Dataset entries:

────────────────────

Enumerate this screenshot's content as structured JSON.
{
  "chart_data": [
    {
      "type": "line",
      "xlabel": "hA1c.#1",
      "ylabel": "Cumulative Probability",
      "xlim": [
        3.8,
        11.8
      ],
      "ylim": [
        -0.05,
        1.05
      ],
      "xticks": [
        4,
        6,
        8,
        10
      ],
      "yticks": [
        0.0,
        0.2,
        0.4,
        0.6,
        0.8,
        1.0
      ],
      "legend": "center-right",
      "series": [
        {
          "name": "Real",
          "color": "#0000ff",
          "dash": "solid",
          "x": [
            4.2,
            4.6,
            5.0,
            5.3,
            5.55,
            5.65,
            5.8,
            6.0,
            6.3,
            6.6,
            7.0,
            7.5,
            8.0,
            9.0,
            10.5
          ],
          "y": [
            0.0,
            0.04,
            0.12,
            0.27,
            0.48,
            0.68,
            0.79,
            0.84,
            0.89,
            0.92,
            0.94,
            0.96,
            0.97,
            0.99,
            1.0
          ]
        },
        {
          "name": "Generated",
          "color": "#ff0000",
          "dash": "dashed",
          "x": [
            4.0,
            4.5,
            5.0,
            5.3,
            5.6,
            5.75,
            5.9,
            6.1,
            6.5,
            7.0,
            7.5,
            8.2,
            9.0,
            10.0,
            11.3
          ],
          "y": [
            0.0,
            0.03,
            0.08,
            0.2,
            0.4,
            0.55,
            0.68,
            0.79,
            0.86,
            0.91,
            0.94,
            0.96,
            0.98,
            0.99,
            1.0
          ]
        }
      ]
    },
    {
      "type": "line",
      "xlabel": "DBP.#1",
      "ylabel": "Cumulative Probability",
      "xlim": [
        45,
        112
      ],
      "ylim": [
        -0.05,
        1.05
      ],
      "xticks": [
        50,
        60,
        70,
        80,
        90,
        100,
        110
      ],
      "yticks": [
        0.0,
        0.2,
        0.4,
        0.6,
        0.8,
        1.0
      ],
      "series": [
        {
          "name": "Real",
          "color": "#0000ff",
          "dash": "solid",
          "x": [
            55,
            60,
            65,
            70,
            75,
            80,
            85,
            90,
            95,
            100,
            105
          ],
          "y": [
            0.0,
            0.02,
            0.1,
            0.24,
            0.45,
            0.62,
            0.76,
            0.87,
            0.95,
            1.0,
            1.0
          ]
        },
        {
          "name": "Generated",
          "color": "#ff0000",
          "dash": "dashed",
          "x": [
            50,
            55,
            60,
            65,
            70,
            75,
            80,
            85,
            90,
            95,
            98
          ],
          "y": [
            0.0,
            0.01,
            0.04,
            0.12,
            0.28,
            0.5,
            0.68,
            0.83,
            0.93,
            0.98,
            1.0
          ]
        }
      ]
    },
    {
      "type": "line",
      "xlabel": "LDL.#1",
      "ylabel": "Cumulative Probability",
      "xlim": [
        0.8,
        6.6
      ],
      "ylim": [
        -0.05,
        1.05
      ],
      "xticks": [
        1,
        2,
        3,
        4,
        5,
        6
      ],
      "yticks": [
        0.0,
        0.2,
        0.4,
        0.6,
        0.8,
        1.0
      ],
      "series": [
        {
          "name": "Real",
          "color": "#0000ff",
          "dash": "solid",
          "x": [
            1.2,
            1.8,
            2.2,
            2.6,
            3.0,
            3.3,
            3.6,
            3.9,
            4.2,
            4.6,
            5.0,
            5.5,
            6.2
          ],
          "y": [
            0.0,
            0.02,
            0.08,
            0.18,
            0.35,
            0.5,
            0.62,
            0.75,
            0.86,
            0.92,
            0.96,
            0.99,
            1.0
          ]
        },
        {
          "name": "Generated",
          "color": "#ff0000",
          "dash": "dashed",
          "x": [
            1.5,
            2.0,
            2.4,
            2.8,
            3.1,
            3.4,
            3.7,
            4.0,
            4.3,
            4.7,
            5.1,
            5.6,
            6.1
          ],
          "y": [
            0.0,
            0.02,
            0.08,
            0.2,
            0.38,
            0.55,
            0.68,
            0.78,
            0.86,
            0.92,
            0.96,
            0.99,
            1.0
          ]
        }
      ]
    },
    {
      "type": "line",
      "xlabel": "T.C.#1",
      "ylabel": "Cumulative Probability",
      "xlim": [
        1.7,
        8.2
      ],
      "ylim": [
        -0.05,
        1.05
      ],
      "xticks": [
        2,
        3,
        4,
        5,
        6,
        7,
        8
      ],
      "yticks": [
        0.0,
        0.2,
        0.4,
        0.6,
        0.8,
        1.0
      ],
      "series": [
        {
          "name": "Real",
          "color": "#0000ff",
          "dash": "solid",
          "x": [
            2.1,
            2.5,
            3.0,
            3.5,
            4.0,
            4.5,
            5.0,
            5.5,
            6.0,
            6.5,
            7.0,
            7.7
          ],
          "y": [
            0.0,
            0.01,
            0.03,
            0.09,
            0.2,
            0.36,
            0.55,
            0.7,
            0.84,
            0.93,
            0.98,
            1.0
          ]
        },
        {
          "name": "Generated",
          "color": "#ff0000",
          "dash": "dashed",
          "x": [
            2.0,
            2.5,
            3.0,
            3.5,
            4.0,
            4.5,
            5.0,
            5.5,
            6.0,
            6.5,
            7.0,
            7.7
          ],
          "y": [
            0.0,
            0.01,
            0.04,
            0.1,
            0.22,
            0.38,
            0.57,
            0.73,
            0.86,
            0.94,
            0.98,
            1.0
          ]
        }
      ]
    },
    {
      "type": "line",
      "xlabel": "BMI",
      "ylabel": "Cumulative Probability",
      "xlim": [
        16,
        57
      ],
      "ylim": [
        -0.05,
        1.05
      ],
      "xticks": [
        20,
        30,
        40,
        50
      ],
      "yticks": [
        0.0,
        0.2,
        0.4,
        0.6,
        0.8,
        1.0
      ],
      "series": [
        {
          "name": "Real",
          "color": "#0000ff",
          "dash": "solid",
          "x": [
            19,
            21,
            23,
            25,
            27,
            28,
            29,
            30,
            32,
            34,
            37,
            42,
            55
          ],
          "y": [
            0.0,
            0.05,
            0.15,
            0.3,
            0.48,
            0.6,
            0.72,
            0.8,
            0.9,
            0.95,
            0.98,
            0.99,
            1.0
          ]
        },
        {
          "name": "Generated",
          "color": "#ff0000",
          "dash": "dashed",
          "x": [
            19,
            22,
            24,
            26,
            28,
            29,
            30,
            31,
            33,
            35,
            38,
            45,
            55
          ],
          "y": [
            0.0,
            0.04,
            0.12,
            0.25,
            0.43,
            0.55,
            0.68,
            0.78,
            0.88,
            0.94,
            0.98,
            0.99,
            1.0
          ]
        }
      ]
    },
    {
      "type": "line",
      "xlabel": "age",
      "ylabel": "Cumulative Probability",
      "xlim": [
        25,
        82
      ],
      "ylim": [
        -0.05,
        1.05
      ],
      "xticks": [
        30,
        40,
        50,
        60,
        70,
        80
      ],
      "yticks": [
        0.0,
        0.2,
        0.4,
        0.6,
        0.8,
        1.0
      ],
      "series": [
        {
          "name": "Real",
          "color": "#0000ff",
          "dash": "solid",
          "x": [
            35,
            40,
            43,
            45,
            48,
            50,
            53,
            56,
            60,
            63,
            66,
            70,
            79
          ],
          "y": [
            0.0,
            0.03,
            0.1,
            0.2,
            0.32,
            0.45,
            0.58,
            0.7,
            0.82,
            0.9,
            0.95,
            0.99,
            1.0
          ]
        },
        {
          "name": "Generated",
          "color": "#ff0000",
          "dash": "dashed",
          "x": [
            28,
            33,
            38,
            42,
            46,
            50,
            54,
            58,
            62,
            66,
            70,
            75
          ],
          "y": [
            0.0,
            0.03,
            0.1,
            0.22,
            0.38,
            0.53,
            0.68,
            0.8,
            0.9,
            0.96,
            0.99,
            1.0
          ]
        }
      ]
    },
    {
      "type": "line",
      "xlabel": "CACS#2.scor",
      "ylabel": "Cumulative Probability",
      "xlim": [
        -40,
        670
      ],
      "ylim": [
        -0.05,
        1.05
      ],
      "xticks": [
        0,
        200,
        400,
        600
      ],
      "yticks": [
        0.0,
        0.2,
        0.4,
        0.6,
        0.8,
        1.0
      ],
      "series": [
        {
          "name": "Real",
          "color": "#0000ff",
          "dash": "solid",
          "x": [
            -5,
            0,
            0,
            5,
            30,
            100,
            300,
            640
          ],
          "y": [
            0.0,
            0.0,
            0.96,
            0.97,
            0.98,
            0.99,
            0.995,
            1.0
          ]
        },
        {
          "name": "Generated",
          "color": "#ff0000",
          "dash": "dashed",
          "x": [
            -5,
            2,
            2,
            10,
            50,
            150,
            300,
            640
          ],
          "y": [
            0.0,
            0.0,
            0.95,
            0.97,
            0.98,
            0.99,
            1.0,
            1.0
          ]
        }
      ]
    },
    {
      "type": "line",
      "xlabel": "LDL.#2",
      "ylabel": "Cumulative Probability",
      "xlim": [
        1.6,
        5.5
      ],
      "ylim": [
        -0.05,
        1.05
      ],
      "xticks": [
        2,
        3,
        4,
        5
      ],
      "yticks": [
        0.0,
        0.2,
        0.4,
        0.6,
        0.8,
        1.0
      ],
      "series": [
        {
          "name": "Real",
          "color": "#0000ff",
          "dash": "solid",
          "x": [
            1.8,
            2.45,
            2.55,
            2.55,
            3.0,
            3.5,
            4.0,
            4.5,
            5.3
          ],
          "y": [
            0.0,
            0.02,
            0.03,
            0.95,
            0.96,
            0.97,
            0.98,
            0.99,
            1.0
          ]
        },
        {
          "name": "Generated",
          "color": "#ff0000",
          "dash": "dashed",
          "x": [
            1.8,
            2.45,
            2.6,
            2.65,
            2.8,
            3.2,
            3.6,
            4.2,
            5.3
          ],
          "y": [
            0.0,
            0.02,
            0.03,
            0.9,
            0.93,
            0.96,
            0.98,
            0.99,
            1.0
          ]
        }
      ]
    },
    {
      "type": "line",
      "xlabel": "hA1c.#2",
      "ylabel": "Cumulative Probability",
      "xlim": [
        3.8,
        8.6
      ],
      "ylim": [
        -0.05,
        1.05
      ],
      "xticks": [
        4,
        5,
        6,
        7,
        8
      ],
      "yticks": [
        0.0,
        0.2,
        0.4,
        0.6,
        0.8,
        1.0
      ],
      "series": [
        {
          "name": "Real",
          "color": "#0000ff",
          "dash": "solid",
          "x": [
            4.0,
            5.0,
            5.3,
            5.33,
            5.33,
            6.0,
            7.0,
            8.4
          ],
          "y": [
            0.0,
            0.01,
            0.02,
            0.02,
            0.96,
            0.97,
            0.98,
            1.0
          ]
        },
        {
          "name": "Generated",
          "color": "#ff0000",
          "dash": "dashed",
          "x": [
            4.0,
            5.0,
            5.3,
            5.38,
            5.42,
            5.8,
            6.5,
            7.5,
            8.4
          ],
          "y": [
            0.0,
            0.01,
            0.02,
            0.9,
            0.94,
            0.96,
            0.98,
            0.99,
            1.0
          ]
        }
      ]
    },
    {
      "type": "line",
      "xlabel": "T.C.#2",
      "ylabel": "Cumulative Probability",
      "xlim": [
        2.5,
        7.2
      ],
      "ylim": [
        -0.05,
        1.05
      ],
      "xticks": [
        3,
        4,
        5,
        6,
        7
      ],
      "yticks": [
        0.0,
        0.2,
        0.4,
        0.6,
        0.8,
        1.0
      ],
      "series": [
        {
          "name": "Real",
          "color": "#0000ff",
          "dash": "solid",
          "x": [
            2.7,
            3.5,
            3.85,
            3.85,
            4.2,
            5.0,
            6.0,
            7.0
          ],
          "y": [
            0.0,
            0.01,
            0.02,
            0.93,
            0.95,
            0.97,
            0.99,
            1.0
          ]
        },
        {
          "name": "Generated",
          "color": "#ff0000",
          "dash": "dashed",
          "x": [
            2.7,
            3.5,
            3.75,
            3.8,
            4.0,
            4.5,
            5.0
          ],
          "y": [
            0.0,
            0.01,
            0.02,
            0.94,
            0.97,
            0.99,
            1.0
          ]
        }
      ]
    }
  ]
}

────────────────────

Written instruction
Only lines with the word "xlabel" are wanted, so copy each one from the records.

Response to this task
      "xlabel": "hA1c.#1",
      "xlabel": "DBP.#1",
      "xlabel": "LDL.#1",
      "xlabel": "T.C.#1",
      "xlabel": "BMI",
      "xlabel": "age",
      "xlabel": "CACS#2.scor",
      "xlabel": "LDL.#2",
      "xlabel": "hA1c.#2",
      "xlabel": "T.C.#2",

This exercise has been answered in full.